◆ Task statement:
Transcribe each record below word for word.
** START OF Extracted data **
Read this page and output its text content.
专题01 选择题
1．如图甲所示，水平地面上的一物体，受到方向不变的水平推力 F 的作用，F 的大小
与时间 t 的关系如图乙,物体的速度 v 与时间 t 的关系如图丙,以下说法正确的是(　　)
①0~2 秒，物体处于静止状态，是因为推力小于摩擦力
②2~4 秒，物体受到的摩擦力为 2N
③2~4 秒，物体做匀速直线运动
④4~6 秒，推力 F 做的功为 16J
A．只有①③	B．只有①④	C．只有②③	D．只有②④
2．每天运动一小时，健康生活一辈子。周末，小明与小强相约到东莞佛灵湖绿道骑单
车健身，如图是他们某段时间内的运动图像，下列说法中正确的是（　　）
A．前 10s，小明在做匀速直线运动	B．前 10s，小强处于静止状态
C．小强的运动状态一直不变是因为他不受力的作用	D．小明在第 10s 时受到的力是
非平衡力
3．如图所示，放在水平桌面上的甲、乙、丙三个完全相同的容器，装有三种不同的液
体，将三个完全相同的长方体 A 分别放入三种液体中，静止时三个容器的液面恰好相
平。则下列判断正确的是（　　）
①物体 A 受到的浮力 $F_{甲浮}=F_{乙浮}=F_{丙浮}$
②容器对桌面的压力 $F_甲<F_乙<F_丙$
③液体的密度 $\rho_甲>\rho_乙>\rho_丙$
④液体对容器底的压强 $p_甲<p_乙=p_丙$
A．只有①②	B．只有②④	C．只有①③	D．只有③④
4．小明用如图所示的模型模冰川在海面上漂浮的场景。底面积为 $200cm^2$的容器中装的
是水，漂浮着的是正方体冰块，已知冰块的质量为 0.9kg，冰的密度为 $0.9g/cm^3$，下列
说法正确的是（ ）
** END OF Extracted data **
◆ The response:
Read this page and output its text content.
专题01 选择题
1．如图甲所示，水平地面上的一物体，受到方向不变的水平推力 F 的作用，F 的大小
与时间 t 的关系如图乙,物体的速度 v 与时间 t 的关系如图丙,以下说法正确的是(　　)
①0~2 秒，物体处于静止状态，是因为推力小于摩擦力
②2~4 秒，物体受到的摩擦力为 2N
③2~4 秒，物体做匀速直线运动
④4~6 秒，推力 F 做的功为 16J
A．只有①③	B．只有①④	C．只有②③	D．只有②④
2．每天运动一小时，健康生活一辈子。周末，小明与小强相约到东莞佛灵湖绿道骑单
车健身，如图是他们某段时间内的运动图像，下列说法中正确的是（　　）
A．前 10s，小明在做匀速直线运动	B．前 10s，小强处于静止状态
C．小强的运动状态一直不变是因为他不受力的作用	D．小明在第 10s 时受到的力是
非平衡力
3．如图所示，放在水平桌面上的甲、乙、丙三个完全相同的容器，装有三种不同的液
体，将三个完全相同的长方体 A 分别放入三种液体中，静止时三个容器的液面恰好相
平。则下列判断正确的是（　　）
①物体 A 受到的浮力 $F_{甲浮}=F_{乙浮}=F_{丙浮}$
②容器对桌面的压力 $F_甲<F_乙<F_丙$
③液体的密度 $\rho_甲>\rho_乙>\rho_丙$
④液体对容器底的压强 $p_甲<p_乙=p_丙$
A．只有①②	B．只有②④	C．只有①③	D．只有③④
4．小明用如图所示的模型模冰川在海面上漂浮的场景。底面积为 $200cm^2$的容器中装的
是水，漂浮着的是正方体冰块，已知冰块的质量为 0.9kg，冰的密度为 $0.9g/cm^3$，下列
说法正确的是（ ）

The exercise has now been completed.